=== What is needed ===
Reproduce the listing verbatim.
********************
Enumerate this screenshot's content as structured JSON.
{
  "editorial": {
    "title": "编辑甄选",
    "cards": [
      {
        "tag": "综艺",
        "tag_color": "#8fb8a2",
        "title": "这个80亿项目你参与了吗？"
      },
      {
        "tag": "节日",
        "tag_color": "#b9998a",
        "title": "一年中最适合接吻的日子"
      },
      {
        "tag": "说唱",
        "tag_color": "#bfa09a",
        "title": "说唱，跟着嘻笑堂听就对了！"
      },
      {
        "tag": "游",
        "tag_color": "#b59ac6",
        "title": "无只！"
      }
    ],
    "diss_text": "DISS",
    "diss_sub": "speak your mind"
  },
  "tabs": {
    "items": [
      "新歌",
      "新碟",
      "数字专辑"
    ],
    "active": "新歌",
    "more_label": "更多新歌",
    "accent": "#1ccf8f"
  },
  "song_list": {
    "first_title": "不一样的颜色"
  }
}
********************
=== Result for this task ===
Enumerate this screenshot's content as structured JSON.
{
  "editorial": {
    "title": "编辑甄选",
    "cards": [
      {
        "tag": "综艺",
        "tag_color": "#8fb8a2",
        "title": "这个80亿项目你参与了吗？"
      },
      {
        "tag": "节日",
        "tag_color": "#b9998a",
        "title": "一年中最适合接吻的日子"
      },
      {
        "tag": "说唱",
        "tag_color": "#bfa09a",
        "title": "说唱，跟着嘻笑堂听就对了！"
      },
      {
        "tag": "游",
        "tag_color": "#b59ac6",
        "title": "无只！"
      }
    ],
    "diss_text": "DISS",
    "diss_sub": "speak your mind"
  },
  "tabs": {
    "items": [
      "新歌",
      "新碟",
      "数字专辑"
    ],
    "active": "新歌",
    "more_label": "更多新歌",
    "accent": "#1ccf8f"
  },
  "song_list": {
    "first_title": "不一样的颜色"
  }
}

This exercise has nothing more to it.